## Task objective
Scan the following material for the string "text" and copy each line in which it appears.

## Task inputs
** begin **

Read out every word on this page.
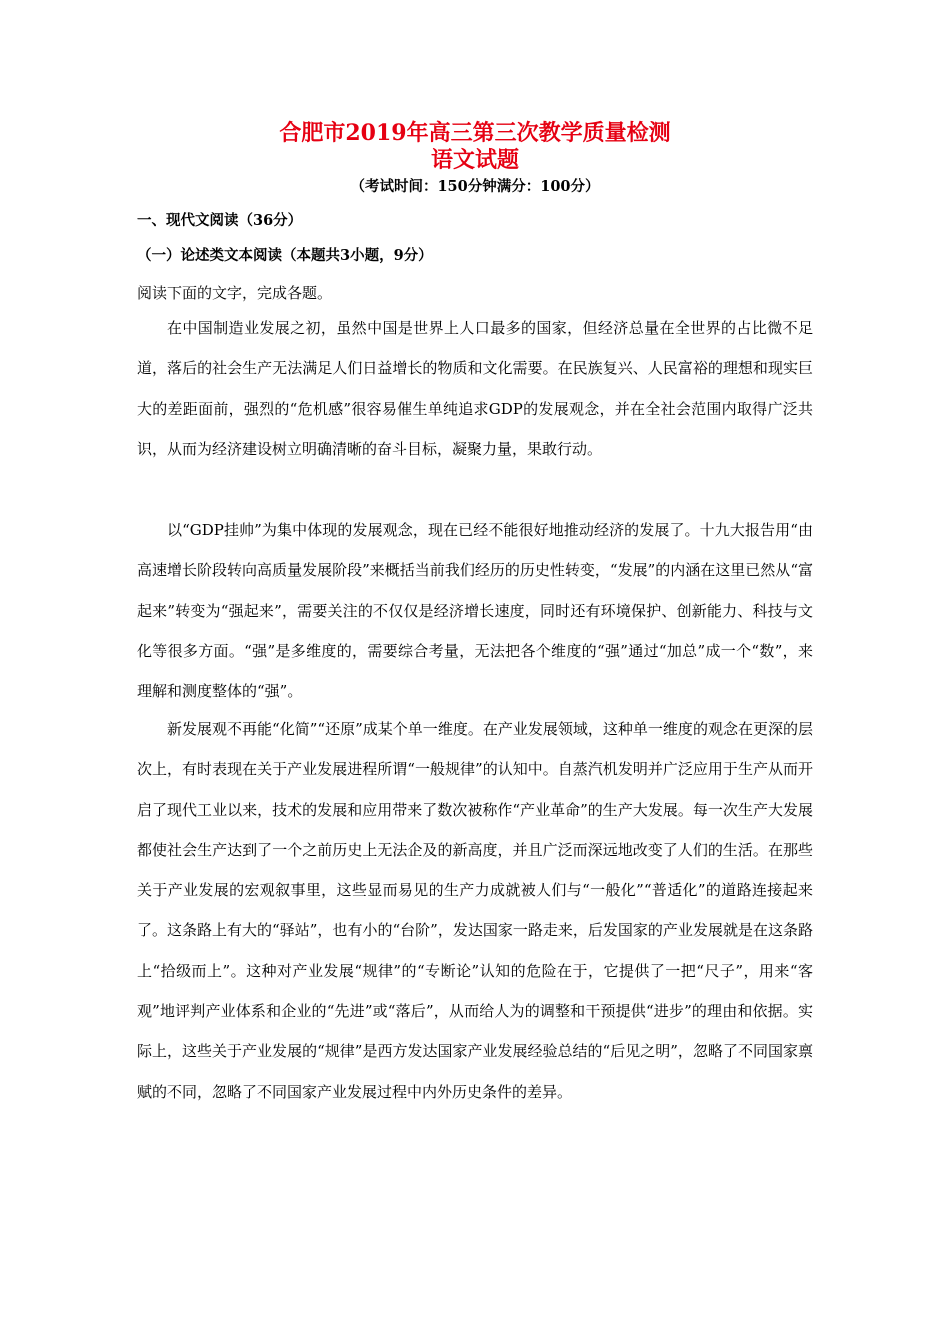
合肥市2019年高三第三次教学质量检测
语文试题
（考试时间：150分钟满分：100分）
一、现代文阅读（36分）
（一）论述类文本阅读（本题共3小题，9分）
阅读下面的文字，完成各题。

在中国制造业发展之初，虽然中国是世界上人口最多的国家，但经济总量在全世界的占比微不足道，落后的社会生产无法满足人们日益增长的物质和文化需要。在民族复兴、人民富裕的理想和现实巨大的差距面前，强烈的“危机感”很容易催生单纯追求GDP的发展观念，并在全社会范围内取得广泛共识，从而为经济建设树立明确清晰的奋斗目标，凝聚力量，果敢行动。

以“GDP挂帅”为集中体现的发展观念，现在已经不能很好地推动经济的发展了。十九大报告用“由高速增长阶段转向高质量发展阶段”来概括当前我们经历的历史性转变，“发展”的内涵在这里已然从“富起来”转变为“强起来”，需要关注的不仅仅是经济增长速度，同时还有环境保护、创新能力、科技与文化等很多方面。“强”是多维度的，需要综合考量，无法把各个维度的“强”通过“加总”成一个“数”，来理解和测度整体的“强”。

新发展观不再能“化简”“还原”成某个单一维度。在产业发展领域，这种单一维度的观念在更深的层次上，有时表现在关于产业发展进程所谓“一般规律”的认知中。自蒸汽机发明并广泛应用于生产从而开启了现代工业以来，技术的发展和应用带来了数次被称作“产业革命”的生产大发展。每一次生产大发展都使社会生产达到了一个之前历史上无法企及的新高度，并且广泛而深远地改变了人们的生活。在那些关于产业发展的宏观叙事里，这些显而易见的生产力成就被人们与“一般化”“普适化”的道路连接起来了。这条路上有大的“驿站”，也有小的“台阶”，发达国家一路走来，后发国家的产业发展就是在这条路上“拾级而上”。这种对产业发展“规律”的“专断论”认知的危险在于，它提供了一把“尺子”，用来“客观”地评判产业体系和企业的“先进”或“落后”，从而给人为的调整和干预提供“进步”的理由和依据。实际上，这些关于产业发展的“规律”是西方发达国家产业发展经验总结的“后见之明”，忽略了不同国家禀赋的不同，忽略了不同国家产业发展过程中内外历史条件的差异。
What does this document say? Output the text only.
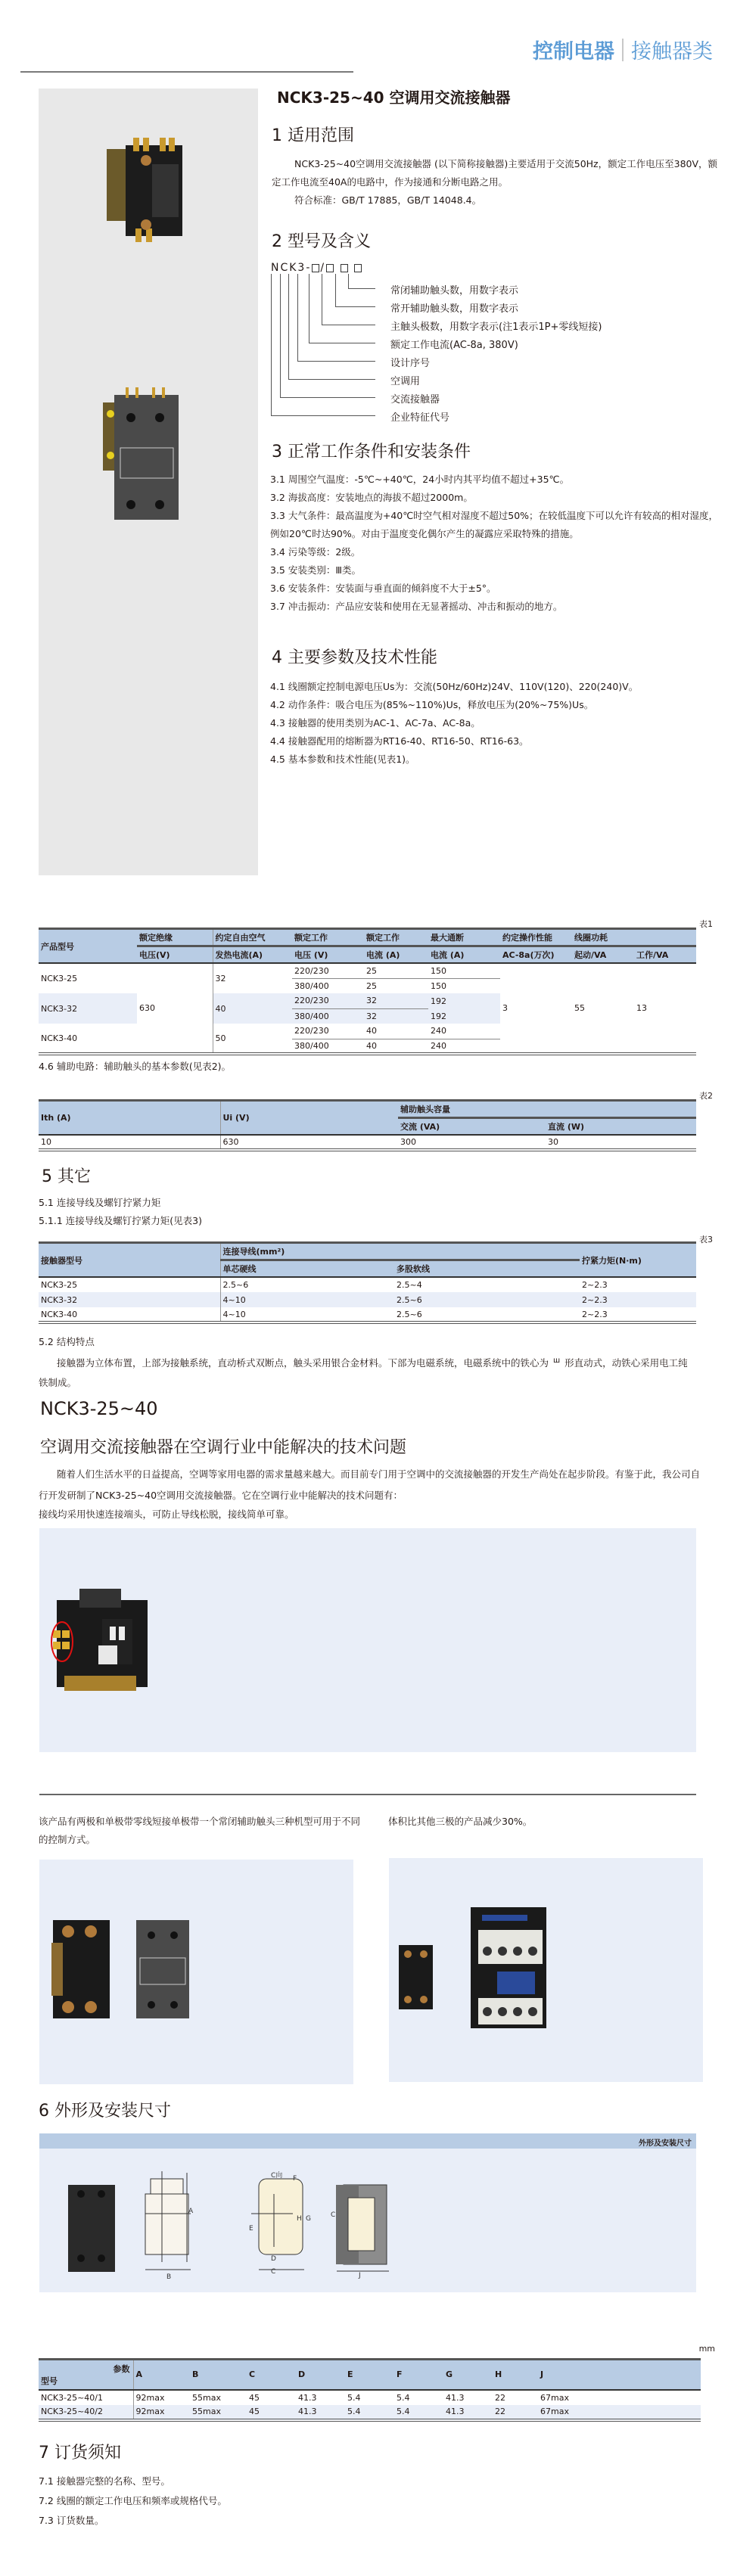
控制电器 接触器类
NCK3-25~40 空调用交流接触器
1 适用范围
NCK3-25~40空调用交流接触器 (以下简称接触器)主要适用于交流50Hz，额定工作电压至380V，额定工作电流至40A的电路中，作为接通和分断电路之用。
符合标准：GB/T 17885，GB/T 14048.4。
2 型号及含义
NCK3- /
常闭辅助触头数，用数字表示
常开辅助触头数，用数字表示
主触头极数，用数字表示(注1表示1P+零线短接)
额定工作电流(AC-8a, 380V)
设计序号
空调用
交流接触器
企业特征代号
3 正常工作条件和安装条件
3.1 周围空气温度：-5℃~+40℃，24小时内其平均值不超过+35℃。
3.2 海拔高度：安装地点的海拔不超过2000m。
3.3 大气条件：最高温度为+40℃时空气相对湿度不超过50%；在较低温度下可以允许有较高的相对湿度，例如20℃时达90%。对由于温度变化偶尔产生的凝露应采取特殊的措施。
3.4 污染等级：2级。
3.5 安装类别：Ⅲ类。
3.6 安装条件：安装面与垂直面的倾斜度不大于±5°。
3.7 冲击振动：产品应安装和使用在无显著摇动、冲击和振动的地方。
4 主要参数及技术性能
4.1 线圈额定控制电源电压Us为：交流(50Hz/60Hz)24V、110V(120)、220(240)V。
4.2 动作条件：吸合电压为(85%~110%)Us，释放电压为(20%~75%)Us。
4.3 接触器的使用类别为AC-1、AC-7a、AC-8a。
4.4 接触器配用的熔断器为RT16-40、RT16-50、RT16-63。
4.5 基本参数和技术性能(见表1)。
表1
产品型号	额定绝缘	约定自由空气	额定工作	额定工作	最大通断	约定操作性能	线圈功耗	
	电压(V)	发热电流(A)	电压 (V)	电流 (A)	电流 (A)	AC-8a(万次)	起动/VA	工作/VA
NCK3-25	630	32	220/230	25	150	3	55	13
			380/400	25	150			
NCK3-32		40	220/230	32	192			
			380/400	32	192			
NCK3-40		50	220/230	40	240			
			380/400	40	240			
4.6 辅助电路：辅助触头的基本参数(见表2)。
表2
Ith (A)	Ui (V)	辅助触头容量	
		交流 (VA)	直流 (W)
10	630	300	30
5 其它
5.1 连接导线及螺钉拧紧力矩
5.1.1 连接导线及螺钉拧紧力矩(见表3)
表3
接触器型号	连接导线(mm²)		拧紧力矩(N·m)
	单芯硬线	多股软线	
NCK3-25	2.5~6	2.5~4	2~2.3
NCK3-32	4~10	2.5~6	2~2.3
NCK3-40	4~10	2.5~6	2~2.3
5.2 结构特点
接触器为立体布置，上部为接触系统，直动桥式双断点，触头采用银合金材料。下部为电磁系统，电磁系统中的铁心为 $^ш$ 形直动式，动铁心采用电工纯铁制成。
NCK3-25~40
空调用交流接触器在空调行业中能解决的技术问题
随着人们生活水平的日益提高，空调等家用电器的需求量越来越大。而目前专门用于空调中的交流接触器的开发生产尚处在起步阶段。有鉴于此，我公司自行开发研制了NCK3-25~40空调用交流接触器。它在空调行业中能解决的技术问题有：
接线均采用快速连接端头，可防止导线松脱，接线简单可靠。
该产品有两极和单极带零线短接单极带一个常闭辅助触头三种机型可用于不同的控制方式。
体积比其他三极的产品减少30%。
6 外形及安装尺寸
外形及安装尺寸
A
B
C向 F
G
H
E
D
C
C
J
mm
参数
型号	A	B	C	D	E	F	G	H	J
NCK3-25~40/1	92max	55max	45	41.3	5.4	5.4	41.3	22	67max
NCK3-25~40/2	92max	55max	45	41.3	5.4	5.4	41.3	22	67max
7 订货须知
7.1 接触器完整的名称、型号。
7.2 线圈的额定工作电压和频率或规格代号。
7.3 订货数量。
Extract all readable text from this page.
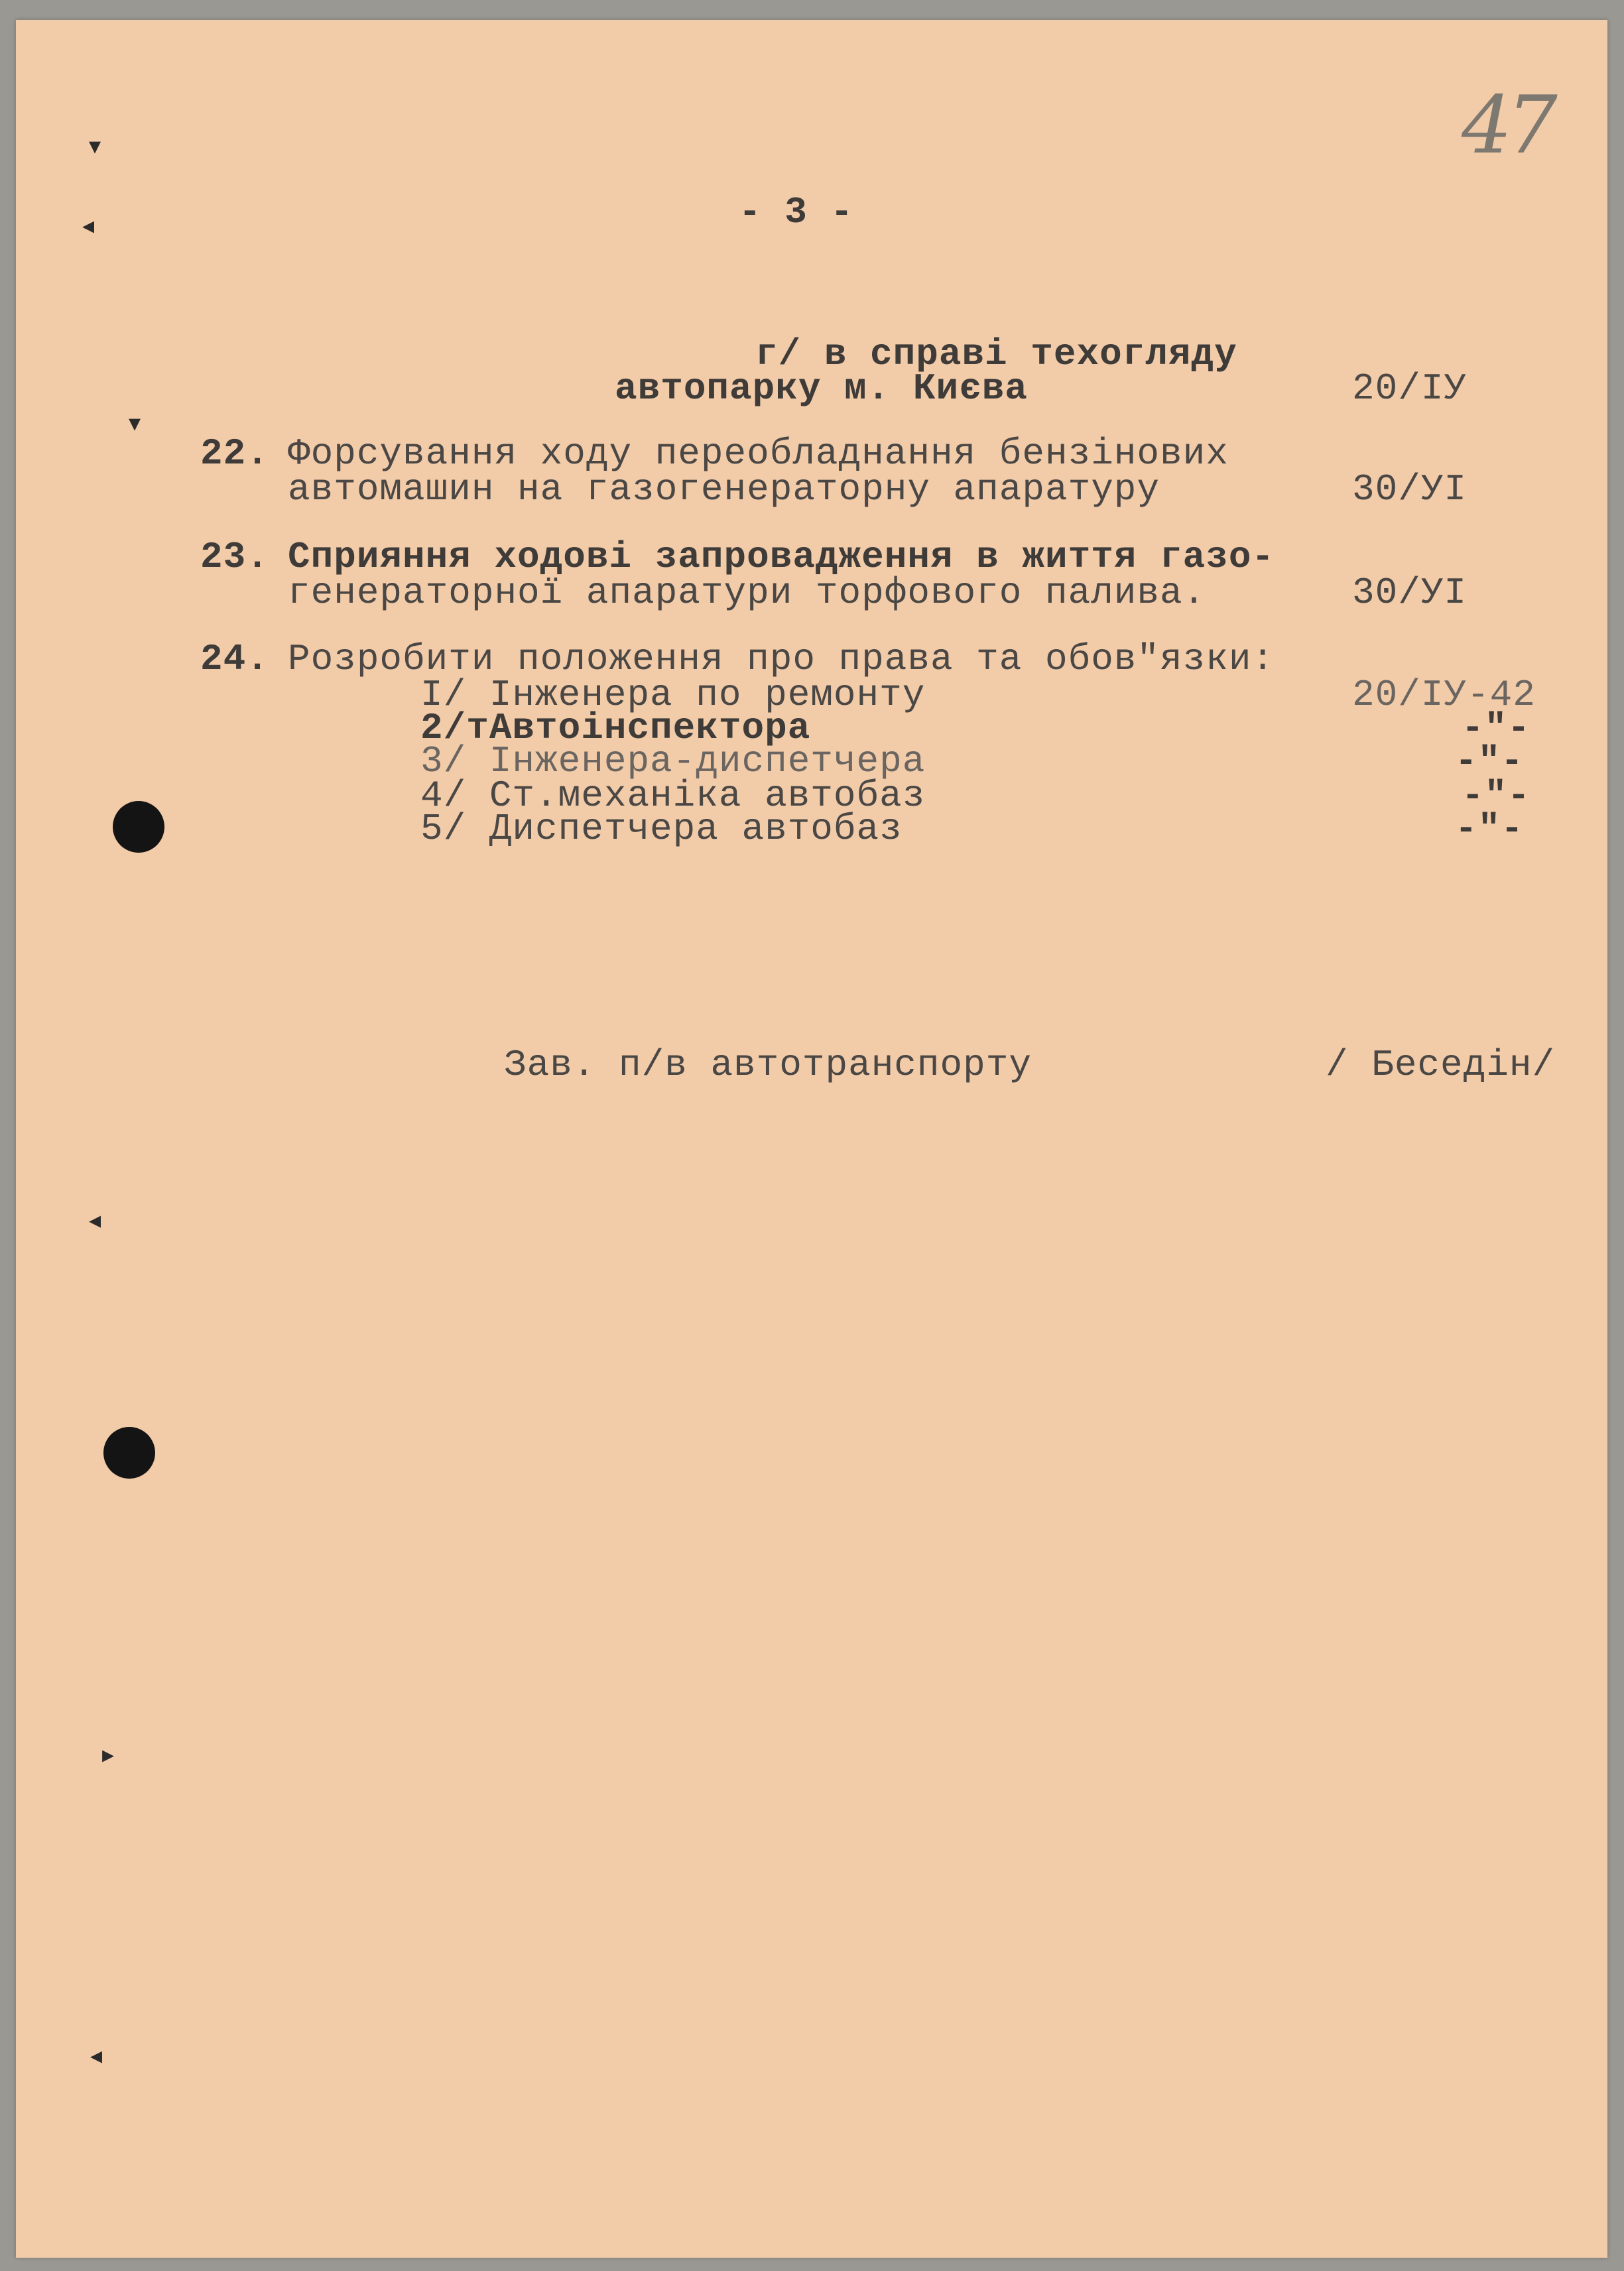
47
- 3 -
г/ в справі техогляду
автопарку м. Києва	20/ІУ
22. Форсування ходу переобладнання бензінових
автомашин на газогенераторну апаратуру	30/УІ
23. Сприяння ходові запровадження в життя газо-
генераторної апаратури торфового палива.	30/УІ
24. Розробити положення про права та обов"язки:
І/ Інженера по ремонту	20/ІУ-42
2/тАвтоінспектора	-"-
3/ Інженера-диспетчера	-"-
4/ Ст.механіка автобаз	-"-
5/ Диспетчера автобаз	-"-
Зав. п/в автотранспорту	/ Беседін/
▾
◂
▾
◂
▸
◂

** end **

## The response
What does this document say? Output the text only.
Extract all readable text from this page.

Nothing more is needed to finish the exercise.